• **SET EXERCISE**
Write out every line below that includes the word "frac".

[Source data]
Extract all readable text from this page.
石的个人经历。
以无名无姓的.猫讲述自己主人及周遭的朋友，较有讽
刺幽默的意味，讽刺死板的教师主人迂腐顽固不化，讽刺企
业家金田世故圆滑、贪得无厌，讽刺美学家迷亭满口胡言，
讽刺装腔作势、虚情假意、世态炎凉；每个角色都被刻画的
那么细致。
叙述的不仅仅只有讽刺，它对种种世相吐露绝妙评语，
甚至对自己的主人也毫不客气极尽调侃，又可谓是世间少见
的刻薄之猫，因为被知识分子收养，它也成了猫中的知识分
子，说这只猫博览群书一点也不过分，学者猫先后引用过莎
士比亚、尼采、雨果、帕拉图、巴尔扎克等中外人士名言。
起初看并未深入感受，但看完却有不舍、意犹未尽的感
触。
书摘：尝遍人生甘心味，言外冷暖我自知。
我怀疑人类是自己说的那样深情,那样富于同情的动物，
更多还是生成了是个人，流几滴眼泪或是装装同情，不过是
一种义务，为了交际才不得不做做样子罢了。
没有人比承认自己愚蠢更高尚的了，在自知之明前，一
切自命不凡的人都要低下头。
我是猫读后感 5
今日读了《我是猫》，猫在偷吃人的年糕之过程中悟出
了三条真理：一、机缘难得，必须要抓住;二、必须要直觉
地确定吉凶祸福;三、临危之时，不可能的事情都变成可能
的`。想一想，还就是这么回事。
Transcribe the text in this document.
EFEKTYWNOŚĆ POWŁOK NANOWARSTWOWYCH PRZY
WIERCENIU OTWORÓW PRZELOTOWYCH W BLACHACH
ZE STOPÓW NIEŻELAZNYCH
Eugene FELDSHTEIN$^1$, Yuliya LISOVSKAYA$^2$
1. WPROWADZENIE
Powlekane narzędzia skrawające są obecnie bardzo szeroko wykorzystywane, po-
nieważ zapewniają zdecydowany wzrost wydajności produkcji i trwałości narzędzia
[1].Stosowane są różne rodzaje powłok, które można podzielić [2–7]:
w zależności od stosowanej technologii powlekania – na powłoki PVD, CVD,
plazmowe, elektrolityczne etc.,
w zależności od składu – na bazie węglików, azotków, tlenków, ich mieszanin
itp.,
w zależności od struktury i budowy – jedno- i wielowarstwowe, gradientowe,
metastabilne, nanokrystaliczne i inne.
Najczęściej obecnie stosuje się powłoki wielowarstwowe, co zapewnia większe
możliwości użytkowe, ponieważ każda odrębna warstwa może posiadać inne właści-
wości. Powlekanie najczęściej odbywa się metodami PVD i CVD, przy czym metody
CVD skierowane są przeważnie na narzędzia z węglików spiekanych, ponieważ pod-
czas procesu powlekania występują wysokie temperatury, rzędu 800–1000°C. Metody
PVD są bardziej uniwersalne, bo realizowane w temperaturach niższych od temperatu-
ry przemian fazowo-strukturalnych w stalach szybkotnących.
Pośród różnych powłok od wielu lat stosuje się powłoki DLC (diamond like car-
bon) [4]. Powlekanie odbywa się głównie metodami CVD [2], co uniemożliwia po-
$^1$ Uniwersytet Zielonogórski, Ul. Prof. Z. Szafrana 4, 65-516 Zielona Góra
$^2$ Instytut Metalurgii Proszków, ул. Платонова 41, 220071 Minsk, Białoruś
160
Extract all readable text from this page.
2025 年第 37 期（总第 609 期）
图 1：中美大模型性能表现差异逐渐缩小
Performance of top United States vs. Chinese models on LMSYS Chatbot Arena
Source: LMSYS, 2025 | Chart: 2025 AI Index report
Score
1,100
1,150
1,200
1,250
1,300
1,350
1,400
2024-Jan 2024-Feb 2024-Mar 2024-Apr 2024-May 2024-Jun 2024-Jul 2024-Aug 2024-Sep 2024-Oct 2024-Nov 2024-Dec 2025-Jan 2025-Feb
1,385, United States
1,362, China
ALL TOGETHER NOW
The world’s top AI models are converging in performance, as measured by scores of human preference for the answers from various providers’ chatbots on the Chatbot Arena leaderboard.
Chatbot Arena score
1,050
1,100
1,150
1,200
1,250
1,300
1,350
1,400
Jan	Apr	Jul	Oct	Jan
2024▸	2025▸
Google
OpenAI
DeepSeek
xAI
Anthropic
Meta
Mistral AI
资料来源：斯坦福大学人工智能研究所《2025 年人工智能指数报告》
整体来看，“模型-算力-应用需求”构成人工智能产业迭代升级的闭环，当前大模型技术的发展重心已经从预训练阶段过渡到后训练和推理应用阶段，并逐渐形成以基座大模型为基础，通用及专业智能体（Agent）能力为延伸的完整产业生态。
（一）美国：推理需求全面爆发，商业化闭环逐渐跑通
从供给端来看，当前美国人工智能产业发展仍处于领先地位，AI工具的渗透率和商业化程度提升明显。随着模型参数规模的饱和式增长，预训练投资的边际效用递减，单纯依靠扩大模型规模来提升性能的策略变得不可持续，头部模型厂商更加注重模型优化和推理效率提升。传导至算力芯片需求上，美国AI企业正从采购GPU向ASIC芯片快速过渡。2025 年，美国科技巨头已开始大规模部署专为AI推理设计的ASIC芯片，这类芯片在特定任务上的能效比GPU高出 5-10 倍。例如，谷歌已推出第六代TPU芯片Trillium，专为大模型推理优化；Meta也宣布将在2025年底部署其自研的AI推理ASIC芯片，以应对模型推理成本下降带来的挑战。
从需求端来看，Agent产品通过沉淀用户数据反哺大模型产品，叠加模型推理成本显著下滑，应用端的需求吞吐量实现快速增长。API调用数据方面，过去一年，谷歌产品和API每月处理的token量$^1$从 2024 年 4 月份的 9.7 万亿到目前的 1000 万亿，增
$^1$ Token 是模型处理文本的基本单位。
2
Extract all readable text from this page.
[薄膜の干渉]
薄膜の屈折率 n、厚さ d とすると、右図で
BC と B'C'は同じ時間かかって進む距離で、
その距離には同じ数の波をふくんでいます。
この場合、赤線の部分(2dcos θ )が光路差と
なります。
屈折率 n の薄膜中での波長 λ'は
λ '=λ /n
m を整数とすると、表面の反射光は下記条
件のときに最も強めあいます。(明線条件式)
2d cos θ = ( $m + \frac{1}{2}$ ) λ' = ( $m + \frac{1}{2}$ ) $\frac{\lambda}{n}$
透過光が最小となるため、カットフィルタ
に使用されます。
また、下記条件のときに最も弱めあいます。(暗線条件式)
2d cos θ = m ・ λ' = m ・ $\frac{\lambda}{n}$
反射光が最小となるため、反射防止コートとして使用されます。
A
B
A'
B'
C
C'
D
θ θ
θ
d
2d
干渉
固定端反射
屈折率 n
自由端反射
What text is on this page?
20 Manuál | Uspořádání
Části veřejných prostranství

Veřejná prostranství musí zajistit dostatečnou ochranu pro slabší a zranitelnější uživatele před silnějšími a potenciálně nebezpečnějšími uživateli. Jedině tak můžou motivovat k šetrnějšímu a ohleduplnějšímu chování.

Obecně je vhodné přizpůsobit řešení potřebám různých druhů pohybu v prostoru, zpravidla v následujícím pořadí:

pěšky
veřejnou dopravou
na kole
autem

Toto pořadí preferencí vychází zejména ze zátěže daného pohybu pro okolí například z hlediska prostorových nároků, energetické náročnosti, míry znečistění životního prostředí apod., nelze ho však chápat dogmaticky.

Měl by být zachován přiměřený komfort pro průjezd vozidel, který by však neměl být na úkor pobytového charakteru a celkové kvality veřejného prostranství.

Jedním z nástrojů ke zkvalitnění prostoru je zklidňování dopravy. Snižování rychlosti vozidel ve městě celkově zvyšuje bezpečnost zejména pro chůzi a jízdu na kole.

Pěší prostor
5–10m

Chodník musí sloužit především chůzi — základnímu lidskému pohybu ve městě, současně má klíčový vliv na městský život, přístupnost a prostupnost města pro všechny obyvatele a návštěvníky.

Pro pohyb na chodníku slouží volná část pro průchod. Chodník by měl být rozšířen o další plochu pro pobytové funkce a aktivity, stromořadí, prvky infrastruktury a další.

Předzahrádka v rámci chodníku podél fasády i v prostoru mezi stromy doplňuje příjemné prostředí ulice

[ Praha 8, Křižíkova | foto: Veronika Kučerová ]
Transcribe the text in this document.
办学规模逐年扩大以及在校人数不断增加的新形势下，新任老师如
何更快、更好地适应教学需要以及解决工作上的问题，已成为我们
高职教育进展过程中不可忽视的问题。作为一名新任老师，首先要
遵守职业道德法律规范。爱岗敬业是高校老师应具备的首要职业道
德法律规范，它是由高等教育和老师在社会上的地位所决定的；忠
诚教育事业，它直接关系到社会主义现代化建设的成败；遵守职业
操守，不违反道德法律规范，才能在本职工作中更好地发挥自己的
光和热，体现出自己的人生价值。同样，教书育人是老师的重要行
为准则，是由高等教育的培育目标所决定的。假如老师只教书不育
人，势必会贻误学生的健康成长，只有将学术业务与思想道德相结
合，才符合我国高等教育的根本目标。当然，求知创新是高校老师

• **OUTPUT OF THE TASK**
2d cos θ = ( $m + \frac{1}{2}$ ) λ' = ( $m + \frac{1}{2}$ ) $\frac{\lambda}{n}$
2d cos θ = m ・ λ' = m ・ $\frac{\lambda}{n}$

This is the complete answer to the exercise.